RECORD SET
[Begin]
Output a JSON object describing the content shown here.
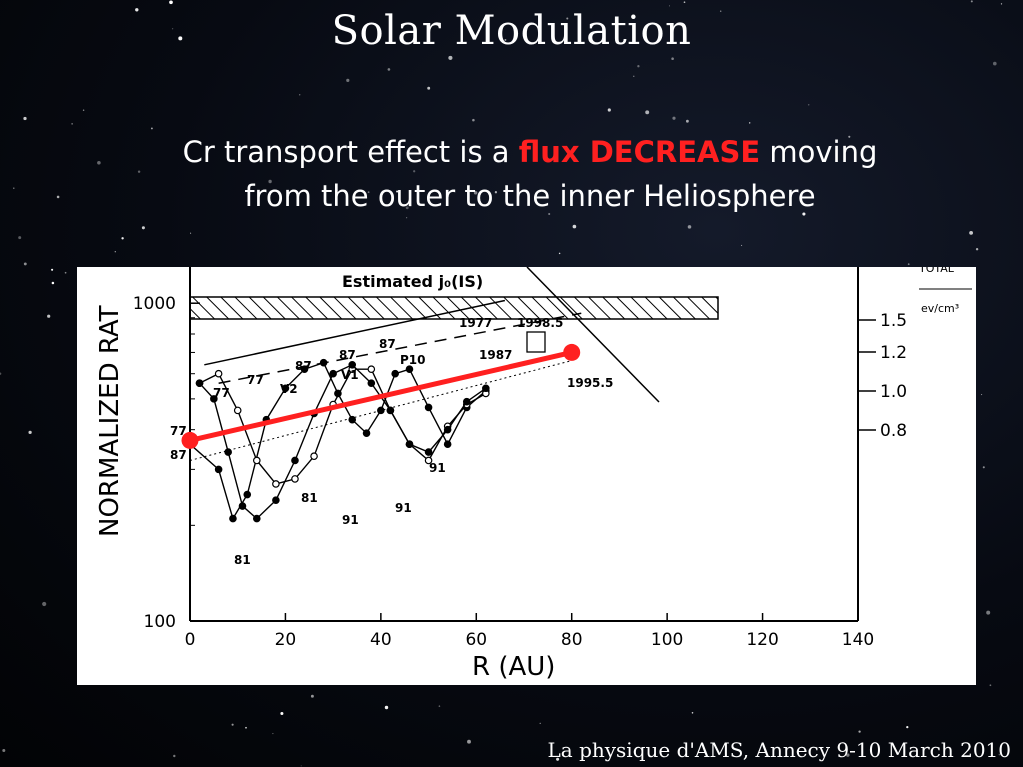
{
  "slide": {
    "title": "Solar Modulation",
    "subtitle_line1_pre": "Cr transport effect is a ",
    "subtitle_highlight": "flux DECREASE",
    "subtitle_line1_post": " moving",
    "subtitle_line2": "from the outer to the inner Heliosphere",
    "footer": "La physique d'AMS, Annecy 9-10 March 2010",
    "highlight_color": "#ff2020"
  },
  "chart_data": {
    "type": "line",
    "title": "",
    "xlabel": "R  (AU)",
    "ylabel": "NORMALIZED  RAT",
    "xlim": [
      0,
      140
    ],
    "ylim": [
      100,
      1300
    ],
    "yscale": "log",
    "x_ticks": [
      "0",
      "20",
      "40",
      "60",
      "80",
      "100",
      "120",
      "140"
    ],
    "y_ticks": [
      "100",
      "1000"
    ],
    "right_axis_title": "TOTAL",
    "right_axis_units": "ev/cm³",
    "right_axis_ticks": [
      "1.5",
      "1.2",
      "1.0",
      "0.8"
    ],
    "band_label": "Estimated  j₀(IS)",
    "annotations": [
      "1977",
      "1998.5",
      "1987",
      "1995.5",
      "P10",
      "V1",
      "V2",
      "77",
      "77",
      "77",
      "87",
      "87",
      "87",
      "87",
      "81",
      "81",
      "91",
      "91",
      "91"
    ],
    "series": [
      {
        "name": "P10",
        "x": [
          0,
          6,
          9,
          12,
          16,
          20,
          24,
          28,
          31,
          34,
          37,
          40,
          43,
          46,
          50,
          54,
          58,
          62
        ],
        "y": [
          360,
          300,
          210,
          250,
          430,
          540,
          620,
          650,
          520,
          430,
          390,
          460,
          600,
          620,
          470,
          360,
          470,
          530
        ]
      },
      {
        "name": "V2",
        "x": [
          2,
          6,
          10,
          14,
          18,
          22,
          26,
          30,
          34,
          38,
          42,
          46,
          50,
          54,
          58,
          62
        ],
        "y": [
          560,
          600,
          460,
          320,
          270,
          280,
          330,
          480,
          620,
          620,
          460,
          360,
          320,
          410,
          480,
          520
        ]
      },
      {
        "name": "V1",
        "x": [
          2,
          5,
          8,
          11,
          14,
          18,
          22,
          26,
          30,
          34,
          38,
          42,
          46,
          50,
          54,
          58,
          62
        ],
        "y": [
          560,
          500,
          340,
          230,
          210,
          240,
          320,
          450,
          600,
          640,
          560,
          460,
          360,
          340,
          400,
          490,
          540
        ]
      },
      {
        "name": "Trend (red)",
        "x": [
          0,
          80
        ],
        "y": [
          370,
          700
        ]
      }
    ]
  }
}
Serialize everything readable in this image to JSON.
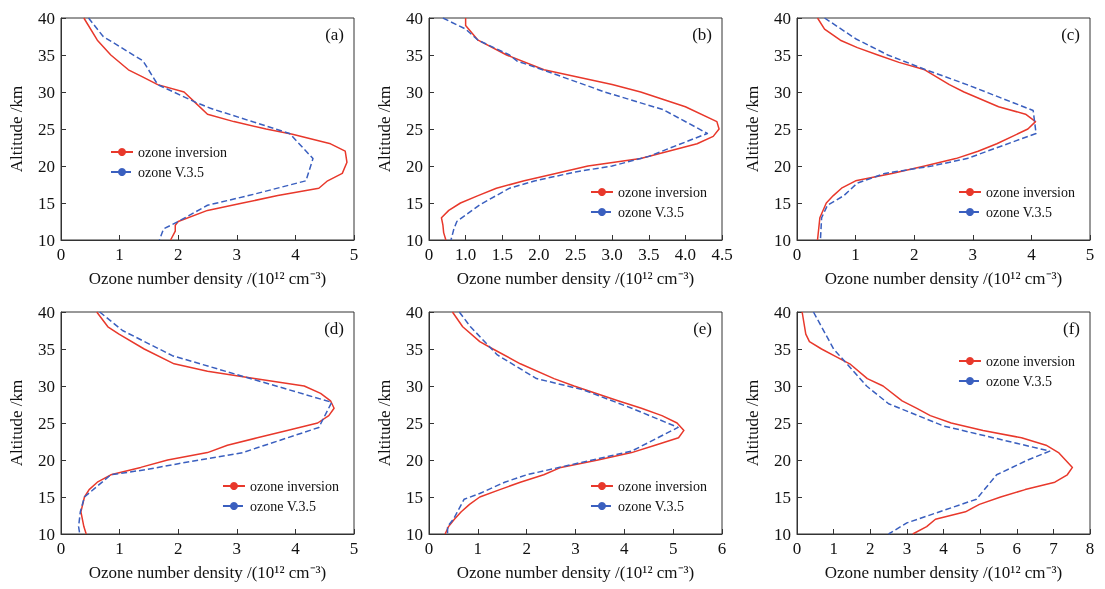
{
  "chart_data": [
    {
      "type": "line",
      "xlabel": "Ozone number density /(10¹² cm⁻³)",
      "ylabel": "Altitude /km",
      "annotations": [
        "(a)"
      ],
      "xlim": [
        0,
        5
      ],
      "xticks": [
        0,
        1,
        2,
        3,
        4,
        5
      ],
      "ylim": [
        10,
        40
      ],
      "yticks": [
        10,
        15,
        20,
        25,
        30,
        35,
        40
      ],
      "grid": false,
      "legend": "left",
      "marker": "none",
      "series": [
        {
          "name": "ozone inversion",
          "color": "#e8382b",
          "line_style": "solid",
          "x": [
            0.39,
            0.62,
            0.85,
            1.15,
            1.4,
            1.65,
            2.1,
            2.3,
            2.5,
            2.95,
            3.5,
            3.95,
            4.6,
            4.85,
            4.88,
            4.8,
            4.55,
            4.4,
            3.7,
            3.1,
            2.5,
            2.0,
            1.95,
            1.95,
            1.87
          ],
          "values": [
            40,
            37,
            35,
            33,
            32,
            31,
            30,
            28.5,
            27,
            26,
            25,
            24.3,
            23,
            22,
            20.5,
            19,
            18,
            17,
            16,
            15,
            14,
            12.5,
            12,
            11.2,
            10
          ]
        },
        {
          "name": "ozone V.3.5",
          "color": "#3a5fbf",
          "line_style": "dashed",
          "x": [
            0.47,
            0.72,
            1.4,
            1.65,
            2.3,
            2.55,
            3.9,
            4.3,
            4.18,
            3.2,
            2.5,
            2.0,
            1.75,
            1.68
          ],
          "values": [
            40,
            37.5,
            34.2,
            31,
            28.6,
            27.8,
            24.4,
            21,
            18,
            16,
            14.7,
            12.5,
            11.5,
            10
          ]
        }
      ]
    },
    {
      "type": "line",
      "xlabel": "Ozone number density /(10¹² cm⁻³)",
      "ylabel": "Altitude /km",
      "annotations": [
        "(b)"
      ],
      "xlim": [
        0.5,
        4.5
      ],
      "xticks": [
        {
          "value": 0.5,
          "label": "0"
        },
        {
          "value": 1,
          "label": "1.0"
        },
        {
          "value": 1.5,
          "label": "1.5"
        },
        {
          "value": 2,
          "label": "2.0"
        },
        {
          "value": 2.5,
          "label": "2.5"
        },
        {
          "value": 3,
          "label": "3.0"
        },
        {
          "value": 3.5,
          "label": "3.5"
        },
        {
          "value": 4,
          "label": "4.0"
        },
        {
          "value": 4.5,
          "label": "4.5"
        }
      ],
      "ylim": [
        10,
        40
      ],
      "yticks": [
        10,
        15,
        20,
        25,
        30,
        35,
        40
      ],
      "grid": false,
      "legend": "bottom right",
      "marker": "none",
      "series": [
        {
          "name": "ozone inversion",
          "color": "#e8382b",
          "line_style": "solid",
          "x": [
            1.0,
            1.0,
            1.17,
            1.56,
            2.07,
            3.0,
            3.39,
            4.0,
            4.43,
            4.46,
            4.38,
            4.16,
            3.39,
            2.67,
            2.23,
            1.8,
            1.42,
            1.17,
            0.93,
            0.77,
            0.67,
            0.69,
            0.7,
            0.73
          ],
          "values": [
            40,
            39,
            37,
            35,
            33,
            31,
            30,
            28,
            26,
            25,
            24,
            23,
            21,
            20,
            19,
            18,
            17,
            16,
            15,
            14,
            13,
            12,
            11,
            10
          ]
        },
        {
          "name": "ozone V.3.5",
          "color": "#3a5fbf",
          "line_style": "dashed",
          "x": [
            0.69,
            1.0,
            1.17,
            1.6,
            1.7,
            2.05,
            2.9,
            3.7,
            4.3,
            3.5,
            3.0,
            2.5,
            1.95,
            1.6,
            1.2,
            0.88,
            0.84,
            0.8
          ],
          "values": [
            40,
            38.5,
            37,
            35,
            34.2,
            33,
            30,
            27.6,
            24.4,
            21.3,
            20,
            19.2,
            18,
            17,
            14.8,
            12.5,
            11.5,
            10
          ]
        }
      ]
    },
    {
      "type": "line",
      "xlabel": "Ozone number density /(10¹² cm⁻³)",
      "ylabel": "Altitude /km",
      "annotations": [
        "(c)"
      ],
      "xlim": [
        0,
        5
      ],
      "xticks": [
        0,
        1,
        2,
        3,
        4,
        5
      ],
      "ylim": [
        10,
        40
      ],
      "yticks": [
        10,
        15,
        20,
        25,
        30,
        35,
        40
      ],
      "grid": false,
      "legend": "bottom right",
      "marker": "none",
      "series": [
        {
          "name": "ozone inversion",
          "color": "#e8382b",
          "line_style": "solid",
          "x": [
            0.35,
            0.47,
            0.74,
            1.03,
            1.38,
            1.74,
            2.18,
            2.6,
            2.85,
            3.44,
            3.9,
            4.07,
            3.94,
            3.41,
            3.09,
            2.71,
            2.18,
            1.62,
            1.0,
            0.76,
            0.62,
            0.5,
            0.39,
            0.35
          ],
          "values": [
            40,
            38.5,
            37,
            36,
            35,
            34,
            33,
            31,
            30,
            28,
            27,
            26,
            25,
            23,
            22,
            21,
            20,
            19,
            18,
            17,
            16,
            15,
            13,
            10
          ]
        },
        {
          "name": "ozone V.3.5",
          "color": "#3a5fbf",
          "line_style": "dashed",
          "x": [
            0.47,
            1.0,
            1.55,
            2.2,
            2.9,
            4.03,
            4.08,
            2.9,
            2.3,
            1.5,
            1.03,
            0.8,
            0.52,
            0.42,
            0.4
          ],
          "values": [
            40,
            37.2,
            35,
            33,
            31,
            27.5,
            24.4,
            21,
            20,
            19,
            17.7,
            16,
            14.7,
            13,
            10
          ]
        }
      ]
    },
    {
      "type": "line",
      "xlabel": "Ozone number density /(10¹² cm⁻³)",
      "ylabel": "Altitude /km",
      "annotations": [
        "(d)"
      ],
      "xlim": [
        0,
        5
      ],
      "xticks": [
        0,
        1,
        2,
        3,
        4,
        5
      ],
      "ylim": [
        10,
        40
      ],
      "yticks": [
        10,
        15,
        20,
        25,
        30,
        35,
        40
      ],
      "grid": false,
      "legend": "bottom right",
      "marker": "none",
      "series": [
        {
          "name": "ozone inversion",
          "color": "#e8382b",
          "line_style": "solid",
          "x": [
            0.61,
            0.8,
            0.99,
            1.42,
            1.93,
            2.5,
            3.3,
            4.15,
            4.43,
            4.6,
            4.66,
            4.57,
            4.38,
            3.86,
            3.35,
            2.84,
            2.5,
            1.82,
            1.36,
            0.85,
            0.62,
            0.48,
            0.4,
            0.34,
            0.39,
            0.43
          ],
          "values": [
            40,
            38,
            37,
            35,
            33,
            32,
            31,
            30,
            29,
            28,
            27,
            26,
            25,
            24,
            23,
            22,
            21,
            20,
            19,
            18,
            17,
            16,
            15,
            13,
            11,
            10
          ]
        },
        {
          "name": "ozone V.3.5",
          "color": "#3a5fbf",
          "line_style": "dashed",
          "x": [
            0.66,
            1.05,
            1.9,
            3.15,
            4.62,
            4.4,
            3.1,
            2.0,
            1.45,
            0.85,
            0.4,
            0.33,
            0.3,
            0.32
          ],
          "values": [
            40,
            37.5,
            34.1,
            31.2,
            27.8,
            24.4,
            21,
            19.5,
            18.7,
            18,
            15,
            13,
            11,
            10
          ]
        }
      ]
    },
    {
      "type": "line",
      "xlabel": "Ozone number density /(10¹² cm⁻³)",
      "ylabel": "Altitude /km",
      "annotations": [
        "(e)"
      ],
      "xlim": [
        0,
        6
      ],
      "xticks": [
        0,
        1,
        2,
        3,
        4,
        5,
        6
      ],
      "ylim": [
        10,
        40
      ],
      "yticks": [
        10,
        15,
        20,
        25,
        30,
        35,
        40
      ],
      "grid": false,
      "legend": "bottom right",
      "marker": "none",
      "series": [
        {
          "name": "ozone inversion",
          "color": "#e8382b",
          "line_style": "solid",
          "x": [
            0.48,
            0.69,
            1.04,
            1.31,
            1.87,
            2.56,
            2.97,
            3.87,
            4.35,
            4.77,
            5.08,
            5.22,
            5.11,
            4.63,
            4.15,
            3.46,
            2.7,
            2.35,
            1.87,
            1.45,
            1.04,
            0.83,
            0.66,
            0.52,
            0.4,
            0.33
          ],
          "values": [
            40,
            38,
            36,
            35,
            33,
            31,
            30,
            28,
            27,
            26,
            25,
            24,
            23,
            22,
            21,
            20,
            19,
            18,
            17,
            16,
            15,
            14,
            13,
            12,
            11,
            10
          ]
        },
        {
          "name": "ozone V.3.5",
          "color": "#3a5fbf",
          "line_style": "dashed",
          "x": [
            0.62,
            0.85,
            1.4,
            2.2,
            3.15,
            4.15,
            5.1,
            4.15,
            3.55,
            3.0,
            2.0,
            1.55,
            1.05,
            0.72,
            0.5,
            0.38,
            0.38
          ],
          "values": [
            40,
            38,
            34.2,
            31,
            29.5,
            27,
            24.4,
            21.2,
            20.3,
            19.5,
            18,
            17,
            15.5,
            14.7,
            12,
            11,
            10
          ]
        }
      ]
    },
    {
      "type": "line",
      "xlabel": "Ozone number density /(10¹² cm⁻³)",
      "ylabel": "Altitude /km",
      "annotations": [
        "(f)"
      ],
      "xlim": [
        0,
        8
      ],
      "xticks": [
        0,
        1,
        2,
        3,
        4,
        5,
        6,
        7,
        8
      ],
      "ylim": [
        10,
        40
      ],
      "yticks": [
        10,
        15,
        20,
        25,
        30,
        35,
        40
      ],
      "grid": false,
      "legend": "top right",
      "marker": "none",
      "series": [
        {
          "name": "ozone inversion",
          "color": "#e8382b",
          "line_style": "solid",
          "x": [
            0.14,
            0.24,
            0.34,
            0.67,
            1.05,
            1.44,
            1.92,
            2.35,
            2.87,
            3.26,
            3.64,
            4.21,
            5.08,
            6.13,
            6.8,
            7.14,
            7.33,
            7.52,
            7.38,
            7.04,
            6.23,
            5.56,
            4.98,
            4.6,
            3.78,
            3.54,
            3.16
          ],
          "values": [
            40,
            37,
            36,
            35,
            34,
            33,
            31,
            30,
            28,
            27,
            26,
            25,
            24,
            23,
            22,
            21,
            20,
            19,
            18,
            17,
            16,
            15,
            14,
            13,
            12,
            11,
            10
          ]
        },
        {
          "name": "ozone V.3.5",
          "color": "#3a5fbf",
          "line_style": "dashed",
          "x": [
            0.45,
            1.0,
            1.9,
            2.5,
            4.0,
            6.9,
            6.3,
            5.45,
            4.9,
            3.0,
            2.5
          ],
          "values": [
            40,
            35,
            30,
            27.6,
            24.6,
            21.2,
            20,
            18,
            14.7,
            11.5,
            10
          ]
        }
      ]
    }
  ]
}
[End]
WHAT TO WORK ON
For each line of the entries that includes "JSON", show that line.

SOLUTION FOR THIS EXERCISE
Output a JSON object describing the content shown here.
Serialize everything readable in this image to JSON.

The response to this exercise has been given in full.